Goal >> Reproduce every line of the records below word for word, leaving out the pictures.
── Record list
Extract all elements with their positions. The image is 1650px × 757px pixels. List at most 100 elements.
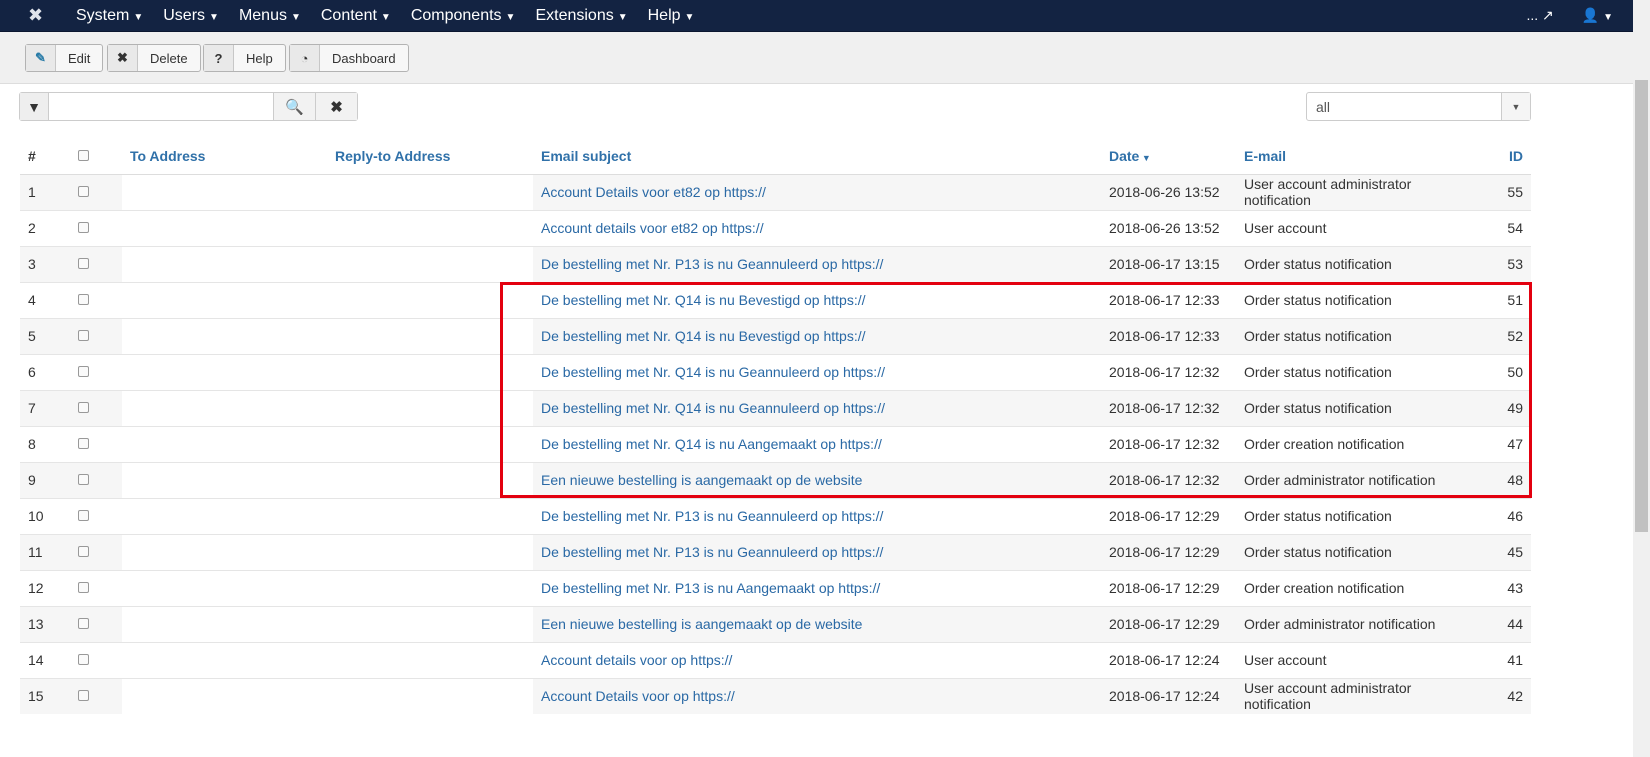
subject-link[interactable]: Account Details voor et82 op https:// [541,184,766,200]
date-cell: 2018-06-17 12:33 [1101,281,1236,318]
menu-system[interactable]: System ▼ [66,7,153,25]
col-email[interactable]: E-mail [1236,139,1481,175]
col-reply[interactable]: Reply-to Address [327,139,533,175]
row-checkbox[interactable] [78,222,89,233]
row-checkbox[interactable] [78,402,89,413]
reply-to-address [327,461,533,498]
email-type-cell: Order administrator notification [1236,605,1481,642]
menu-help[interactable]: Help ▼ [638,7,705,25]
row-checkbox[interactable] [78,258,89,269]
row-checkbox[interactable] [78,186,89,197]
dashboard-label: Dashboard [332,50,396,66]
reply-to-address [327,569,533,606]
menu-extensions[interactable]: Extensions ▼ [525,7,637,25]
col-subject[interactable]: Email subject [533,139,1101,175]
edit-button[interactable]: ✎ Edit [25,44,104,72]
to-address [122,641,327,678]
col-to[interactable]: To Address [122,139,327,175]
row-checkbox[interactable] [78,330,89,341]
subject-link[interactable]: De bestelling met Nr. P13 is nu Geannule… [541,508,883,524]
date-cell: 2018-06-26 13:52 [1101,209,1236,246]
date-cell: 2018-06-17 12:29 [1101,605,1236,642]
row-checkbox[interactable] [78,582,89,593]
row-checkbox[interactable] [78,294,89,305]
row-number: 1 [20,173,70,210]
id-cell: 44 [1481,605,1531,642]
subject-link[interactable]: De bestelling met Nr. P13 is nu Aangemaa… [541,580,880,596]
row-checkbox[interactable] [78,474,89,485]
date-cell: 2018-06-17 12:24 [1101,641,1236,678]
to-address [122,569,327,606]
row-checkbox[interactable] [78,618,89,629]
subject-link[interactable]: De bestelling met Nr. Q14 is nu Geannule… [541,364,885,380]
date-cell: 2018-06-26 13:52 [1101,173,1236,210]
view-site-link[interactable]: ... ↗ [1526,7,1553,24]
search-input[interactable] [49,93,273,120]
caret-down-icon: ▼ [684,11,695,23]
table-row: 3 De bestelling met Nr. P13 is nu Geannu… [20,245,1531,282]
col-num: # [20,139,70,175]
table-row: 4 De bestelling met Nr. Q14 is nu Bevest… [20,281,1531,318]
row-number: 11 [20,533,70,570]
reply-to-address [327,641,533,678]
email-type-select[interactable]: all ▼ [1306,92,1531,121]
menu-components[interactable]: Components ▼ [401,7,526,25]
row-checkbox[interactable] [78,546,89,557]
select-all-checkbox[interactable] [78,150,89,162]
table-row: 11 De bestelling met Nr. P13 is nu Geann… [20,533,1531,570]
menu-label: Menus [238,6,287,24]
scrollbar[interactable] [1633,0,1650,757]
reply-to-address [327,425,533,462]
row-checkbox[interactable] [78,690,89,702]
table-row: 15 Account Details voor op https:// 2018… [20,677,1531,714]
email-type-cell: Order status notification [1236,533,1481,570]
row-checkbox[interactable] [78,366,89,377]
clear-button[interactable]: ✖ [315,93,357,120]
row-checkbox[interactable] [78,654,89,665]
col-id[interactable]: ID [1481,139,1531,175]
subject-link[interactable]: De bestelling met Nr. Q14 is nu Bevestig… [541,292,866,308]
scrollbar-thumb[interactable] [1635,80,1648,532]
subject-link[interactable]: De bestelling met Nr. Q14 is nu Aangemaa… [541,436,882,452]
subject-link[interactable]: Een nieuwe bestelling is aangemaakt op d… [541,472,862,488]
filter-icon[interactable]: ▼ [20,93,49,120]
row-number: 13 [20,605,70,642]
subject-link[interactable]: De bestelling met Nr. P13 is nu Geannule… [541,256,883,272]
subject-link[interactable]: De bestelling met Nr. Q14 is nu Bevestig… [541,328,866,344]
row-checkbox[interactable] [78,510,89,521]
subject-link[interactable]: Account Details voor op https:// [541,688,735,704]
id-cell: 47 [1481,425,1531,462]
menu-users[interactable]: Users ▼ [153,7,229,25]
email-type-cell: User account administrator notification [1236,677,1481,714]
subject-link[interactable]: Account details voor op https:// [541,652,732,668]
dashboard-button[interactable]: ◔ Dashboard [289,44,409,72]
row-number: 2 [20,209,70,246]
help-button[interactable]: ? Help [203,44,286,72]
row-number: 3 [20,245,70,282]
menu-menus[interactable]: Menus ▼ [229,7,311,25]
subject-link[interactable]: De bestelling met Nr. Q14 is nu Geannule… [541,400,885,416]
col-date[interactable]: Date ▼ [1101,139,1236,175]
table-row: 1 Account Details voor et82 op https:// … [20,173,1531,210]
email-log-table: # To Address Reply-to Address Email subj… [20,139,1531,714]
to-address [122,533,327,570]
date-cell: 2018-06-17 12:32 [1101,389,1236,426]
id-cell: 52 [1481,317,1531,354]
search-button[interactable]: 🔍 [273,93,315,120]
help-icon: ? [204,45,234,71]
delete-button[interactable]: ✖ Delete [107,44,201,72]
menu-content[interactable]: Content ▼ [311,7,401,25]
email-type-cell: Order creation notification [1236,569,1481,606]
user-menu[interactable]: 👤 ▼ [1582,7,1613,24]
subject-link[interactable]: Een nieuwe bestelling is aangemaakt op d… [541,616,862,632]
joomla-logo-icon[interactable]: ✖ [28,5,52,26]
email-type-cell: Order status notification [1236,281,1481,318]
table-row: 13 Een nieuwe bestelling is aangemaakt o… [20,605,1531,642]
to-address [122,389,327,426]
subject-link[interactable]: Account details voor et82 op https:// [541,220,764,236]
row-checkbox[interactable] [78,438,89,449]
subject-link[interactable]: De bestelling met Nr. P13 is nu Geannule… [541,544,883,560]
id-cell: 46 [1481,497,1531,534]
id-cell: 53 [1481,245,1531,282]
id-cell: 42 [1481,677,1531,714]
────
Result of this exercise >>
Extract all elements with their positions. The image is 1650px × 757px pixels. List at most 100 elements.
subject-link[interactable]: Account Details voor et82 op https:// [541,184,766,200]
date-cell: 2018-06-17 12:33 [1101,281,1236,318]
menu-system[interactable]: System ▼ [66,7,153,25]
col-email[interactable]: E-mail [1236,139,1481,175]
col-reply[interactable]: Reply-to Address [327,139,533,175]
row-checkbox[interactable] [78,222,89,233]
row-checkbox[interactable] [78,402,89,413]
reply-to-address [327,461,533,498]
email-type-cell: Order administrator notification [1236,605,1481,642]
menu-help[interactable]: Help ▼ [638,7,705,25]
row-checkbox[interactable] [78,258,89,269]
row-checkbox[interactable] [78,186,89,197]
dashboard-label: Dashboard [332,50,396,66]
reply-to-address [327,569,533,606]
menu-extensions[interactable]: Extensions ▼ [525,7,637,25]
col-subject[interactable]: Email subject [533,139,1101,175]
edit-button[interactable]: ✎ Edit [25,44,104,72]
to-address [122,641,327,678]
col-to[interactable]: To Address [122,139,327,175]
row-checkbox[interactable] [78,330,89,341]
subject-link[interactable]: De bestelling met Nr. P13 is nu Geannule… [541,508,883,524]
date-cell: 2018-06-26 13:52 [1101,209,1236,246]
date-cell: 2018-06-17 12:29 [1101,605,1236,642]
row-checkbox[interactable] [78,582,89,593]
row-checkbox[interactable] [78,294,89,305]
row-number: 1 [20,173,70,210]
id-cell: 44 [1481,605,1531,642]
subject-link[interactable]: De bestelling met Nr. P13 is nu Aangemaa… [541,580,880,596]
row-checkbox[interactable] [78,474,89,485]
date-cell: 2018-06-17 12:24 [1101,641,1236,678]
to-address [122,569,327,606]
row-checkbox[interactable] [78,618,89,629]
subject-link[interactable]: De bestelling met Nr. Q14 is nu Geannule… [541,364,885,380]
date-cell: 2018-06-26 13:52 [1101,173,1236,210]
view-site-link[interactable]: ... ↗ [1526,7,1553,24]
search-input[interactable] [49,93,273,120]
caret-down-icon: ▼ [684,11,695,23]
table-row: 3 De bestelling met Nr. P13 is nu Geannu… [20,245,1531,282]
col-num: # [20,139,70,175]
table-row: 4 De bestelling met Nr. Q14 is nu Bevest… [20,281,1531,318]
row-number: 11 [20,533,70,570]
reply-to-address [327,641,533,678]
email-type-select[interactable]: all ▼ [1306,92,1531,121]
menu-components[interactable]: Components ▼ [401,7,526,25]
row-checkbox[interactable] [78,546,89,557]
select-all-checkbox[interactable] [78,150,89,162]
table-row: 11 De bestelling met Nr. P13 is nu Geann… [20,533,1531,570]
menu-label: Menus [238,6,287,24]
scrollbar[interactable] [1633,0,1650,757]
reply-to-address [327,425,533,462]
row-checkbox[interactable] [78,690,89,702]
table-row: 15 Account Details voor op https:// 2018… [20,677,1531,714]
email-type-cell: Order status notification [1236,533,1481,570]
row-checkbox[interactable] [78,366,89,377]
clear-button[interactable]: ✖ [315,93,357,120]
row-checkbox[interactable] [78,654,89,665]
col-id[interactable]: ID [1481,139,1531,175]
subject-link[interactable]: De bestelling met Nr. Q14 is nu Bevestig… [541,292,866,308]
scrollbar-thumb[interactable] [1635,80,1648,532]
subject-link[interactable]: De bestelling met Nr. Q14 is nu Aangemaa… [541,436,882,452]
subject-link[interactable]: Een nieuwe bestelling is aangemaakt op d… [541,472,862,488]
filter-icon[interactable]: ▼ [20,93,49,120]
row-number: 13 [20,605,70,642]
subject-link[interactable]: De bestelling met Nr. P13 is nu Geannule… [541,256,883,272]
subject-link[interactable]: De bestelling met Nr. Q14 is nu Bevestig… [541,328,866,344]
row-checkbox[interactable] [78,510,89,521]
subject-link[interactable]: Account Details voor op https:// [541,688,735,704]
id-cell: 47 [1481,425,1531,462]
menu-users[interactable]: Users ▼ [153,7,229,25]
email-type-cell: User account administrator notification [1236,677,1481,714]
subject-link[interactable]: Account details voor op https:// [541,652,732,668]
dashboard-button[interactable]: ◔ Dashboard [289,44,409,72]
row-number: 2 [20,209,70,246]
help-button[interactable]: ? Help [203,44,286,72]
row-number: 3 [20,245,70,282]
menu-menus[interactable]: Menus ▼ [229,7,311,25]
subject-link[interactable]: De bestelling met Nr. Q14 is nu Geannule… [541,400,885,416]
col-date[interactable]: Date ▼ [1101,139,1236,175]
table-row: 1 Account Details voor et82 op https:// … [20,173,1531,210]
email-log-table: # To Address Reply-to Address Email subj… [20,139,1531,714]
to-address [122,533,327,570]
date-cell: 2018-06-17 12:32 [1101,389,1236,426]
id-cell: 52 [1481,317,1531,354]
search-button[interactable]: 🔍 [273,93,315,120]
help-icon: ? [204,45,234,71]
delete-button[interactable]: ✖ Delete [107,44,201,72]
menu-content[interactable]: Content ▼ [311,7,401,25]
email-type-cell: Order creation notification [1236,569,1481,606]
user-menu[interactable]: 👤 ▼ [1582,7,1613,24]
subject-link[interactable]: Een nieuwe bestelling is aangemaakt op d… [541,616,862,632]
joomla-logo-icon[interactable]: ✖ [28,5,52,26]
email-type-cell: Order status notification [1236,281,1481,318]
table-row: 13 Een nieuwe bestelling is aangemaakt o… [20,605,1531,642]
to-address [122,389,327,426]
subject-link[interactable]: Account details voor et82 op https:// [541,220,764,236]
row-checkbox[interactable] [78,438,89,449]
subject-link[interactable]: De bestelling met Nr. P13 is nu Geannule… [541,544,883,560]
id-cell: 46 [1481,497,1531,534]
id-cell: 53 [1481,245,1531,282]
id-cell: 42 [1481,677,1531,714]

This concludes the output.